TASK
Take from the listing each line that has the string "exist".

GIVEN INFORMATION
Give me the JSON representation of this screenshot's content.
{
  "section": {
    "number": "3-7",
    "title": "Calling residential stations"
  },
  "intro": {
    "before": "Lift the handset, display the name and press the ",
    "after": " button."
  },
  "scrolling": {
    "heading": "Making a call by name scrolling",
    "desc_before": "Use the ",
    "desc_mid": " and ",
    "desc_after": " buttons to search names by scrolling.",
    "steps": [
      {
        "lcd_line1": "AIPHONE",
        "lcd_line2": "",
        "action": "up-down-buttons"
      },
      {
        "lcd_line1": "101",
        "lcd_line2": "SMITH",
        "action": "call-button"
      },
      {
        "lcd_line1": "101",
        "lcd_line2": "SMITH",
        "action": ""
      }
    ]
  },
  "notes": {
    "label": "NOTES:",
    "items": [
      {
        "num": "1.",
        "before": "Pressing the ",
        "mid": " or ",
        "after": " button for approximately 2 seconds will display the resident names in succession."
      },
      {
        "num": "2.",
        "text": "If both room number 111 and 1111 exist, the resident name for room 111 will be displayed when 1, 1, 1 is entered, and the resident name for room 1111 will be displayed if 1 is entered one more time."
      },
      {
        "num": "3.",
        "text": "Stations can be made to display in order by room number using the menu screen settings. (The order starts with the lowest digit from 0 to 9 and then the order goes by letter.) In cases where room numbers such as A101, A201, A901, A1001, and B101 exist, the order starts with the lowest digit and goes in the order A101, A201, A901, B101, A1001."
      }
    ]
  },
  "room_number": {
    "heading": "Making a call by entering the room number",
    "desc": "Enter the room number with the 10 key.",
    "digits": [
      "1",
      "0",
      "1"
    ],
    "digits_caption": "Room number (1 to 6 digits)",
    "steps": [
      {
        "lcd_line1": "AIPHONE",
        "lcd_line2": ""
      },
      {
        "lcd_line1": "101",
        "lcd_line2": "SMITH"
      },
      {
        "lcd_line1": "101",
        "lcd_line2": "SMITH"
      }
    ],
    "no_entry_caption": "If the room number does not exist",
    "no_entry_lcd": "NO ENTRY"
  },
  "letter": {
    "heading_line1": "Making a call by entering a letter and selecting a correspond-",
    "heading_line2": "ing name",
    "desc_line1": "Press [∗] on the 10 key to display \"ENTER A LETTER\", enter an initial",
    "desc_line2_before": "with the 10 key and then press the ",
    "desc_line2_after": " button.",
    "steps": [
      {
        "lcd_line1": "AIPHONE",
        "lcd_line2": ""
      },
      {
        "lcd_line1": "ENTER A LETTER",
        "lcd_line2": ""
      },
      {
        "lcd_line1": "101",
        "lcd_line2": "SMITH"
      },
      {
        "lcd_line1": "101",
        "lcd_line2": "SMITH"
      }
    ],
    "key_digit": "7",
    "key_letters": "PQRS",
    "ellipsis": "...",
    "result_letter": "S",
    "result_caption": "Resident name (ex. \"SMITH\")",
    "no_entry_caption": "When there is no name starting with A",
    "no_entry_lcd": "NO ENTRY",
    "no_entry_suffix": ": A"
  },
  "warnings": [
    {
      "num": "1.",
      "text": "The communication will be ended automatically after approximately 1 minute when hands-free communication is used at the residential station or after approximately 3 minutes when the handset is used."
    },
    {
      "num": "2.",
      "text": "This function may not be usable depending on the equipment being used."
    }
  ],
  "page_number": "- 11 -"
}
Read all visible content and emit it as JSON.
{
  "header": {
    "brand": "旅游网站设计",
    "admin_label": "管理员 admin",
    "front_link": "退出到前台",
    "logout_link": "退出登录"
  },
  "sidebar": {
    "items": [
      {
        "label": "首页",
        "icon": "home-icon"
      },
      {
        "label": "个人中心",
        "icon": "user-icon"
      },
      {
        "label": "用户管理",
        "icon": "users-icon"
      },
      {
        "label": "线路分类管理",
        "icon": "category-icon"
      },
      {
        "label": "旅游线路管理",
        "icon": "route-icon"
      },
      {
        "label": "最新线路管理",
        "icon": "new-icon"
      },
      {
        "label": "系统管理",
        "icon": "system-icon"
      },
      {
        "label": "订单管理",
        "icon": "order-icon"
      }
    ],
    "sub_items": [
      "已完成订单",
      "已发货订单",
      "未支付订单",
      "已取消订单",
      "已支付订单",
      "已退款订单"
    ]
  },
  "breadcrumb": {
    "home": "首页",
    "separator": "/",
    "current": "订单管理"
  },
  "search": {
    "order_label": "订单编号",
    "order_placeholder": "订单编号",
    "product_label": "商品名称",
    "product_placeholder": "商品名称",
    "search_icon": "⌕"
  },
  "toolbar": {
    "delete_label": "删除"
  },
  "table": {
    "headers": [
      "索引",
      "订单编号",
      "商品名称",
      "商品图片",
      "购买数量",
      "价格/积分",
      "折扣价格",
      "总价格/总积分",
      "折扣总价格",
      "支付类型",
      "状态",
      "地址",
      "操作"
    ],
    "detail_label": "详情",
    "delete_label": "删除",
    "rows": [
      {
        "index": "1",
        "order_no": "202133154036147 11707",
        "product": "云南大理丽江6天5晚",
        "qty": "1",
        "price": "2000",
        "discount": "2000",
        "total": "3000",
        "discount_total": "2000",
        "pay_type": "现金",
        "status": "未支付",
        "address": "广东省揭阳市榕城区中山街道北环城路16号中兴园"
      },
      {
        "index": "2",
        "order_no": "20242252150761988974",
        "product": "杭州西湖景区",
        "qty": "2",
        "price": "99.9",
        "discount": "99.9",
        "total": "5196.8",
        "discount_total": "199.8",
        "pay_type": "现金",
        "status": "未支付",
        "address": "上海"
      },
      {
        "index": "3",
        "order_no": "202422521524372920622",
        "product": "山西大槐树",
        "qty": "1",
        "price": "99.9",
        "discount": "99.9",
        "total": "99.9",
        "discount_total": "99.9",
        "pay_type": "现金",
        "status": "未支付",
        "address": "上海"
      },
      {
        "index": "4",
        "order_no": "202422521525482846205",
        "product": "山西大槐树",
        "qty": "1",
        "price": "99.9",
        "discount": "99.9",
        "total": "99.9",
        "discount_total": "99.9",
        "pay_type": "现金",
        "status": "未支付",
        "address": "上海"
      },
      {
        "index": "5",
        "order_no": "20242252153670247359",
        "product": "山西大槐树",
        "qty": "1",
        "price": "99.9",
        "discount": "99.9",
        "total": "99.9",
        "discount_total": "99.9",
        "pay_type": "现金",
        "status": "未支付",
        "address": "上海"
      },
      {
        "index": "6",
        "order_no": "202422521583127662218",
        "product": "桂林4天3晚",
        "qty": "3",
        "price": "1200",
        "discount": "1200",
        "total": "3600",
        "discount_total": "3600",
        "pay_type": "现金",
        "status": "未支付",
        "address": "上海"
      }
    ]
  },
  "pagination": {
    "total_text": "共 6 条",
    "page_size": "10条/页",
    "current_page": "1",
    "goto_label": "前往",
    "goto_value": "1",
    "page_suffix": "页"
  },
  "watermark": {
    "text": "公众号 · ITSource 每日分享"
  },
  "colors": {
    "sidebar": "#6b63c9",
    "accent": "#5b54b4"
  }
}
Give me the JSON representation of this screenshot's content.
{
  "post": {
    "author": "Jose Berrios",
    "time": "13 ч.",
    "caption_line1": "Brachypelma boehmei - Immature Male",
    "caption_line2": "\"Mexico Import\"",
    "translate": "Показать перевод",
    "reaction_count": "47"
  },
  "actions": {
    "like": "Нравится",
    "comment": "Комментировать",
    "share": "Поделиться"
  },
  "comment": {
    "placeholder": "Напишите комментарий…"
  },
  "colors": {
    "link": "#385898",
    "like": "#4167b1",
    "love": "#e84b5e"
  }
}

THE REPLY
        "text": "If both room number 111 and 1111 exist, the resident name for room 111 will be displayed when 1, 1, 1 is entered, and the resident name for room 1111 will be displayed if 1 is entered one more time."
        "text": "Stations can be made to display in order by room number using the menu screen settings. (The order starts with the lowest digit from 0 to 9 and then the order goes by letter.) In cases where room numbers such as A101, A201, A901, A1001, and B101 exist, the order starts with the lowest digit and goes in the order A101, A201, A901, B101, A1001."
    "no_entry_caption": "If the room number does not exist",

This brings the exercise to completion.